# EXTRACT TO READ:

........

The opinion of the court was delivered by: EUGENE H. NICKERSON
NICKERSON, District Judge
The court has before it a motion to quash a subpoena served by one of the ten defendants, Wojciech Baranski, on Andrzej Krajewski, a reporter employed by the Television Information Agency, the news division of Polish television.
The superseding indictment contains ten counts, the first of which charges that the ten defendants, citizens of the United States, Poland, Korea, and the Republic of Germany, in violation of 18 U.S.C. § 371, conspired knowingly (a) to import into and export out of the United States automatic assault rifles, grenade launchers, missiles, and fighter planes, without obtaining written approval of the United States Department of State, in violation of the Arms Export Control Act, 22 U.S.C. § 2778, (the Act), (b) to conduct a financial transaction involving criminal violation of the Act, in violation of 18 U.S.C. § 1956, (c) to export ammunition to the government of Iraq, in violation of 50 U.S.C. §§ 1702 and 1705, and (d) to make false statements in a matter within the jurisdiction of the United States, in violation of 18 U.S.C. § 1001.

........

# DATA SEGMENT:
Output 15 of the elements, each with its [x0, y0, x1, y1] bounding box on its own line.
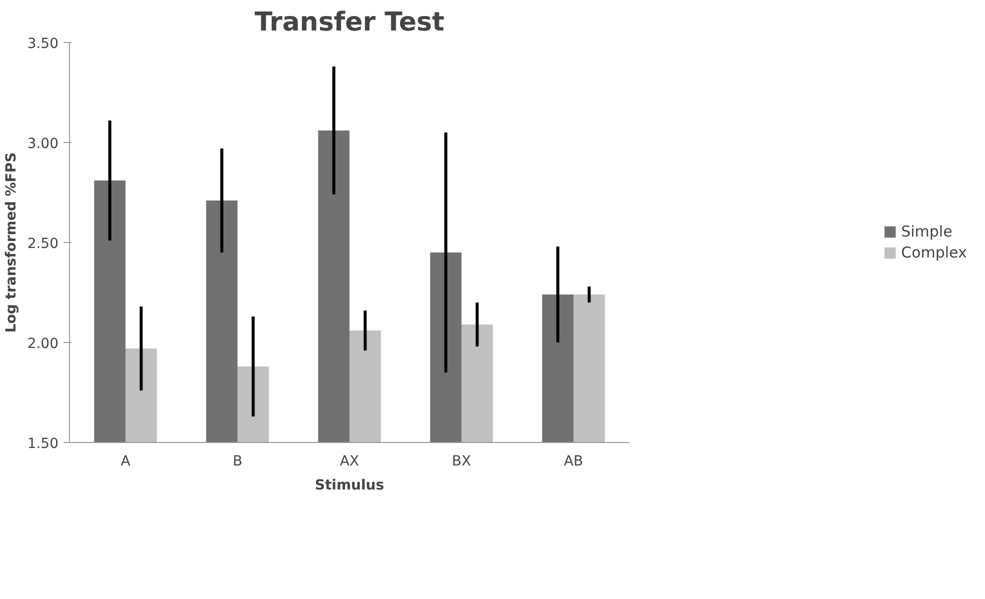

........

# INSTRUCTIONS:
• A. Summarize the court opinion in two sentences.
• B. Resume the court opinion on the motion to quash, starting after its final sentence.

# RESPONSES BY TASK:
• A. District Judge Eugene H. Nickerson addresses a motion to quash a subpoena that defendant Wojciech Baranski served on Andrzej Krajewski, a reporter for the Television Information Agency, the news division of Polish television. The first of the superseding indictment's ten counts charges the ten defendants with conspiring to import and export weapons without State Department approval, to conduct a financial transaction involving a criminal violation of the Arms Export Control Act, to export ammunition to the government of Iraq, and to make false statements in a matter within United States jurisdiction.

• B.
The subpoena seeks production of what the attorney for Baranski says are audio tape recordings of interviews by Krajewski of defendant Ronald J. Hendron, who in September 1992 pleaded guilty to conspiracy, importing arms, and illegal financial transactions.
In support of the motion to quash Krajewski says that at the Metropolitan Correctional Center he interviewed Hendron, who knew Krajewski was a reporter for the Polish press and would use the interviews for news reports, and that portions of the tape recordings were incorporated (with voice-over translations) in reports broadcast in Poland and rebroadcast in New York on channel 25 in Brooklyn. A written version of Krajewski's report appeared on February 6, 1993 in Nowy Dziennik, a Polish daily newspaper published in New York.
Attached to Baranski's brief is a translation of that version. In substance, it states the following.
Hendron said that "the possibility of two lifetime sentences forced him to cooperate with the prosecutor's office." Customs agents (presumably undercover) engaged Hendron to cooperate in the trading of weapons to Iraq under the pretext of delivering them to Kurds and Shiites as humanitarian aid. Hendron did not learn until about half a year after talks started in 1991 that the weapons were supposed to go to Iraq and would not be used as humanitarian aid.
Hendron listened to 255 tapes of his conversations with the agents. But one of those tapes, mentioning humanitarian aid, "was gone," having been "erased".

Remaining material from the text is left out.